··· Task inputs
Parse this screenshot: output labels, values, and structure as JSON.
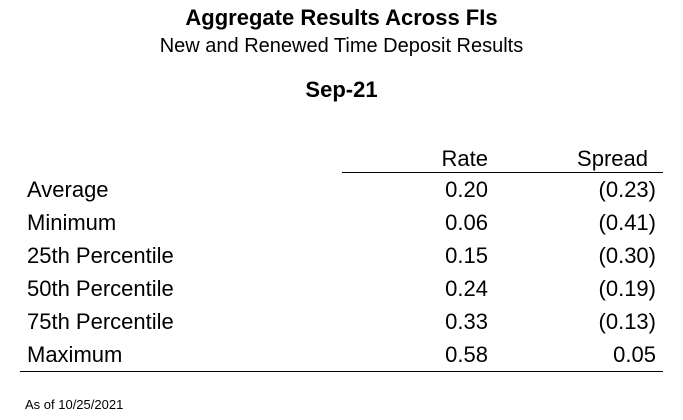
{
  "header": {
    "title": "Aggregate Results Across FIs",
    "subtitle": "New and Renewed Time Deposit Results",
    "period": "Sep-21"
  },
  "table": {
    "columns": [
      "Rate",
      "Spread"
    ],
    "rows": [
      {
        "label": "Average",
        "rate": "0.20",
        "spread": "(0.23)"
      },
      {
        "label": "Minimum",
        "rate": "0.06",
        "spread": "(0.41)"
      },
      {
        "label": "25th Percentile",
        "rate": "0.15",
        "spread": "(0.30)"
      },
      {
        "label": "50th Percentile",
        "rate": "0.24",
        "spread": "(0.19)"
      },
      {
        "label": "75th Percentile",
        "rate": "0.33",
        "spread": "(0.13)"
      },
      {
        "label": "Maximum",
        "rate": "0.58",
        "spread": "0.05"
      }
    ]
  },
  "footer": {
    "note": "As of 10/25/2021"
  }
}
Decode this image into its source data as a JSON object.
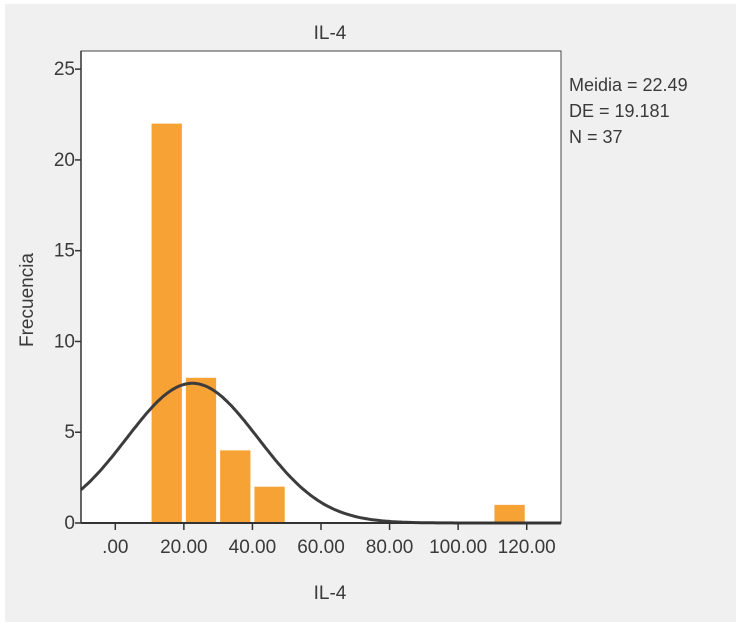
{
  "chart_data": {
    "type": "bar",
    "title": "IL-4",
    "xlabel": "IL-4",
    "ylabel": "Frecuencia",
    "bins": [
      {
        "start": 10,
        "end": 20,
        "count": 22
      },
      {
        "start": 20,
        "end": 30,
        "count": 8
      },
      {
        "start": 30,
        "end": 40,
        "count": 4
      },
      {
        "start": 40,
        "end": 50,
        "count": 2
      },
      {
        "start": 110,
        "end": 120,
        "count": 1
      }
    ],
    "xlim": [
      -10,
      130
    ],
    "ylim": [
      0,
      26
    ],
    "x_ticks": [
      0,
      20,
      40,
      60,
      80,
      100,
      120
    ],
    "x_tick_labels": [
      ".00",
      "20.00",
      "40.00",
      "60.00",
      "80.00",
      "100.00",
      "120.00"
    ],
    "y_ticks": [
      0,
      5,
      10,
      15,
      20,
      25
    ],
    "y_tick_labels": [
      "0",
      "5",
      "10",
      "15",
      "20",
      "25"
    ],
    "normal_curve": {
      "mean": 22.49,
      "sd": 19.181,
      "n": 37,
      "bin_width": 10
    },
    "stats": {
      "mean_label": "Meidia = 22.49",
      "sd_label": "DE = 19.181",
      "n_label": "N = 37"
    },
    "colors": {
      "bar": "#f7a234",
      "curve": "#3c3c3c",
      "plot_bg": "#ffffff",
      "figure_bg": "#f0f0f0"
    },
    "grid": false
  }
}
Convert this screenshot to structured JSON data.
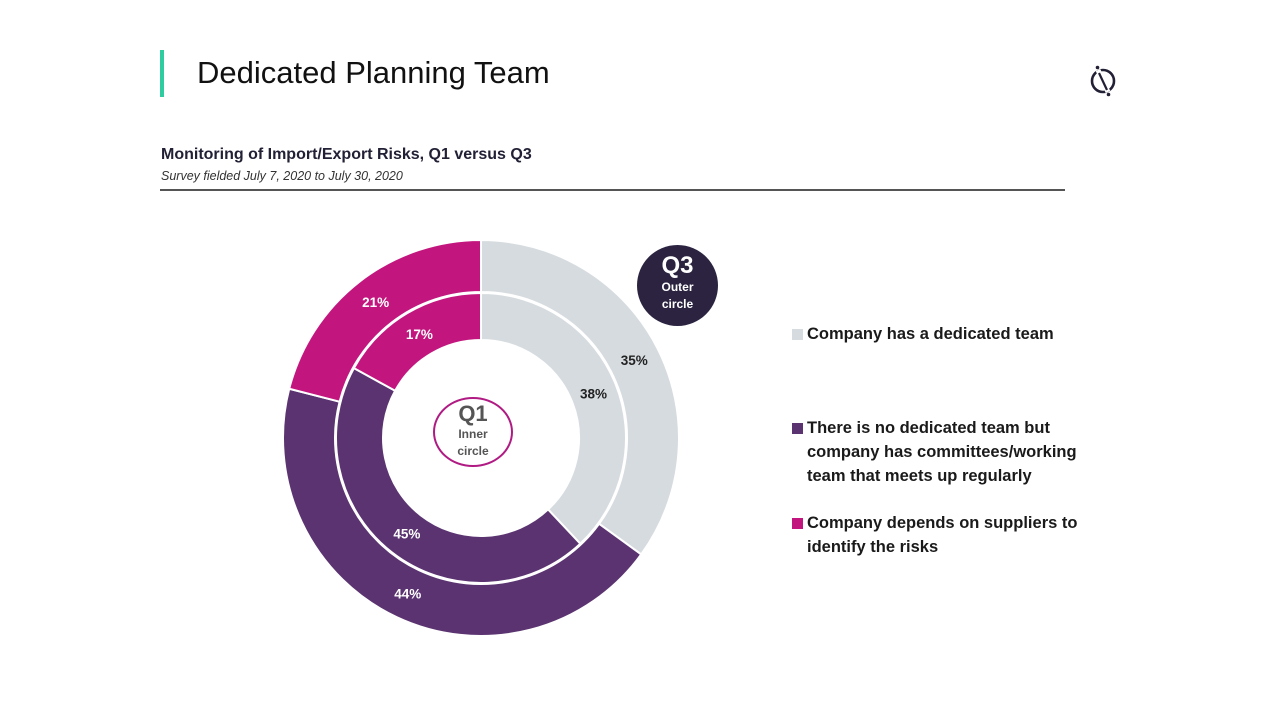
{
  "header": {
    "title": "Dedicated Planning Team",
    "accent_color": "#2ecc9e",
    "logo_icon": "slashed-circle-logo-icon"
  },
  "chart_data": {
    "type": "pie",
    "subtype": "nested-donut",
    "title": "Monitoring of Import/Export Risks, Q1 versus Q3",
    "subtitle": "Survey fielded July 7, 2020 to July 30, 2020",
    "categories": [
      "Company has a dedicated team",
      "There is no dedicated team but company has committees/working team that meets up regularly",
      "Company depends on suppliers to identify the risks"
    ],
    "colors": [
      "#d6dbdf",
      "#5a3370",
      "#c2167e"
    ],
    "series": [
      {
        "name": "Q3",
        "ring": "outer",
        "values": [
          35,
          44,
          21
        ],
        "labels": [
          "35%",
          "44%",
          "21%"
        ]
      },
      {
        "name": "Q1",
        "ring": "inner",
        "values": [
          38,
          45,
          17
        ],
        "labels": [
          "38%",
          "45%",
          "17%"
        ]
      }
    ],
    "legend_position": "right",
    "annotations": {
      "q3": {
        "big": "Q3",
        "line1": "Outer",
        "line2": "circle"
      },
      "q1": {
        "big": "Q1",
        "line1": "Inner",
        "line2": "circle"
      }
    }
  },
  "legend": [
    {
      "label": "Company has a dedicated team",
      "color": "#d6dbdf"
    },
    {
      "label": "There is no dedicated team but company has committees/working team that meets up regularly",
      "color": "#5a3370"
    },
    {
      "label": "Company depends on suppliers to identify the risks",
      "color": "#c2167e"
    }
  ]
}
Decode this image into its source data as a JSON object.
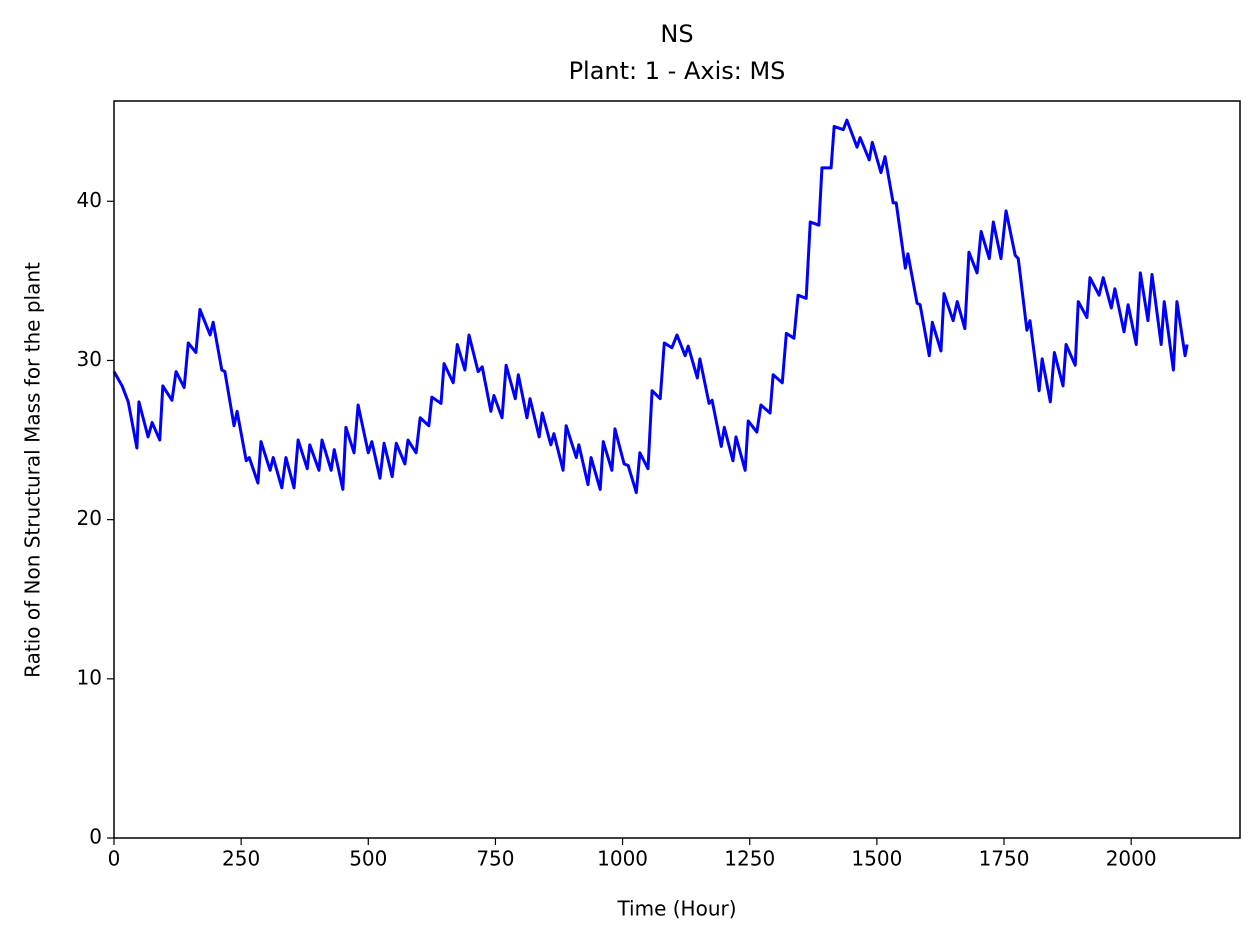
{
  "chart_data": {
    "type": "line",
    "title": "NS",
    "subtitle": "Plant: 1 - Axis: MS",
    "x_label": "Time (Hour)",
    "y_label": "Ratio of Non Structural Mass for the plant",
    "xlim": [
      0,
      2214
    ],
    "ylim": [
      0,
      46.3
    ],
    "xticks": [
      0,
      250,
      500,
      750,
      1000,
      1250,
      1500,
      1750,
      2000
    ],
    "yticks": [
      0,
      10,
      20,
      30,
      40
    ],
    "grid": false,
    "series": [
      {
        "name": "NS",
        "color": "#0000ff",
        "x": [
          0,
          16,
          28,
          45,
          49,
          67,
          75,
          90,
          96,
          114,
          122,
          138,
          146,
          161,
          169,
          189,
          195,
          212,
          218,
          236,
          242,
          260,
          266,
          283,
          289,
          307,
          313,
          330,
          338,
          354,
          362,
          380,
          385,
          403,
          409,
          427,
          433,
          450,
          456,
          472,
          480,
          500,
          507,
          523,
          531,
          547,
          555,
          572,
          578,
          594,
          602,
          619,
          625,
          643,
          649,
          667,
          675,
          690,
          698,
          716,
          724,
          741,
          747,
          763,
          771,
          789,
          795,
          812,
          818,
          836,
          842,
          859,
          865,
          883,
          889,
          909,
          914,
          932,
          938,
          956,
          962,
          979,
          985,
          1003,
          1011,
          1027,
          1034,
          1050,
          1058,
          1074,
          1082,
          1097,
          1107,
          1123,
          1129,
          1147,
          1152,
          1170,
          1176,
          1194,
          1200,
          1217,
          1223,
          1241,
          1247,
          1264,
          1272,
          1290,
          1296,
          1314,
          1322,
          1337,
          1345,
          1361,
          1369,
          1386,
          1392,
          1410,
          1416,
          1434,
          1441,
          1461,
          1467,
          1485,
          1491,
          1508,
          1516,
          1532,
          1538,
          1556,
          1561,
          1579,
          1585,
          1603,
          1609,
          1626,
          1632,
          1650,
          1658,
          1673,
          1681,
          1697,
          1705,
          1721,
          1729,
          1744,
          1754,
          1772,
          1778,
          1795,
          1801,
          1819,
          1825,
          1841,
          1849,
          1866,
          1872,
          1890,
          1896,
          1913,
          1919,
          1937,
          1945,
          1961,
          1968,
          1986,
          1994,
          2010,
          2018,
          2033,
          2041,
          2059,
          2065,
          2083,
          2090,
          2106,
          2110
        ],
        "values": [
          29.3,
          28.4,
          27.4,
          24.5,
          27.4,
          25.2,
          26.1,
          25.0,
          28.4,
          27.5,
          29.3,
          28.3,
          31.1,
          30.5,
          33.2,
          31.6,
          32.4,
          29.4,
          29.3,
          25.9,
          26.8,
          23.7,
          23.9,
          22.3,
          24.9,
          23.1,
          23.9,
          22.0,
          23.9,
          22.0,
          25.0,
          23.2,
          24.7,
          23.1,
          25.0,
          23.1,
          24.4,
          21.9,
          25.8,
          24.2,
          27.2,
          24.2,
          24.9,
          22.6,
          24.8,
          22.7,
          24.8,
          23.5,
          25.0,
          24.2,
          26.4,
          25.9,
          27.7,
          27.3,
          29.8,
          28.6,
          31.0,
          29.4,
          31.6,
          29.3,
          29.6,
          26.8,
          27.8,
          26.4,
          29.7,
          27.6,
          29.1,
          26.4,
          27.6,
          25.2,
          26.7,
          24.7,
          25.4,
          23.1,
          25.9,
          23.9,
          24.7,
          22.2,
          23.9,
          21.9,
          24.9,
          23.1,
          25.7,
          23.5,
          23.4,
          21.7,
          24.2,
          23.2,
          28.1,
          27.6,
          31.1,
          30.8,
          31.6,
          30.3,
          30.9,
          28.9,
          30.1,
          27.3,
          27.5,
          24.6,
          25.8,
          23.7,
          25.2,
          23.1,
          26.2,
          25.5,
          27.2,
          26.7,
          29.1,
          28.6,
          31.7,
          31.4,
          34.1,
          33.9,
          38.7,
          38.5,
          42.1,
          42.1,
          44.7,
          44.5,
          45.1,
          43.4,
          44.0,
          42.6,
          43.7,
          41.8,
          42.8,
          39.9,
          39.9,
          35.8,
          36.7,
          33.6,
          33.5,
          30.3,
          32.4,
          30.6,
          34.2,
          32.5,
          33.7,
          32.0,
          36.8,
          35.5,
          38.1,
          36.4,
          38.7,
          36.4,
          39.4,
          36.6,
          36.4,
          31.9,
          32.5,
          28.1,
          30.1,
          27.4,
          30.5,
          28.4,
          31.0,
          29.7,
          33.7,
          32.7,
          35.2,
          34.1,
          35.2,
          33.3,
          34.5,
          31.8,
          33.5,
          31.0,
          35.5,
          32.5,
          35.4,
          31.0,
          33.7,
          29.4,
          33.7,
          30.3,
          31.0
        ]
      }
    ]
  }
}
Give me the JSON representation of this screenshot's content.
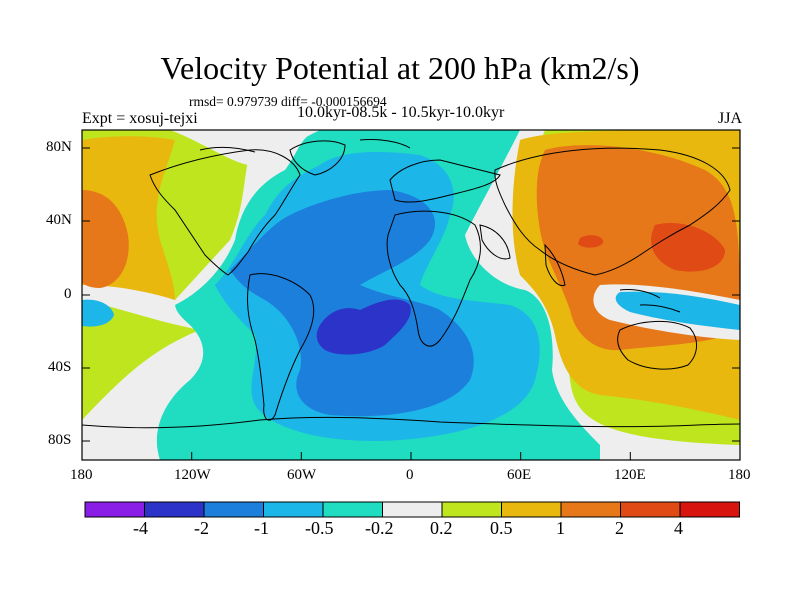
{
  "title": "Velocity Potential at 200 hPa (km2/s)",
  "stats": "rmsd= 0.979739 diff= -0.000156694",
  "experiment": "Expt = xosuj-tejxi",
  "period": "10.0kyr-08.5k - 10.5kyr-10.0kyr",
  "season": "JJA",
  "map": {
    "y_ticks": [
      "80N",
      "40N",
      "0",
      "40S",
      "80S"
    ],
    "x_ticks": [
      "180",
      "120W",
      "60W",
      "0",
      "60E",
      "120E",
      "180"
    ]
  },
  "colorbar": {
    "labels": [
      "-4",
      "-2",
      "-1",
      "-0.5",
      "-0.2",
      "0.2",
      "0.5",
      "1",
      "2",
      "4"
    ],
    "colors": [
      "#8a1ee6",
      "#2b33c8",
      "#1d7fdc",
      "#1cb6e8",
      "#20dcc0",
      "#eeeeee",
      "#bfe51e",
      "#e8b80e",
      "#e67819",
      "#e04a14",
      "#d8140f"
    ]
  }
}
······
- Exercise -
Scan the data above and copy every line with "working" in it.

- The response -
      "There is no dedicated team but company has committees/working team that meets up regularly",
      "label": "There is no dedicated team but company has committees/working team that meets up regularly",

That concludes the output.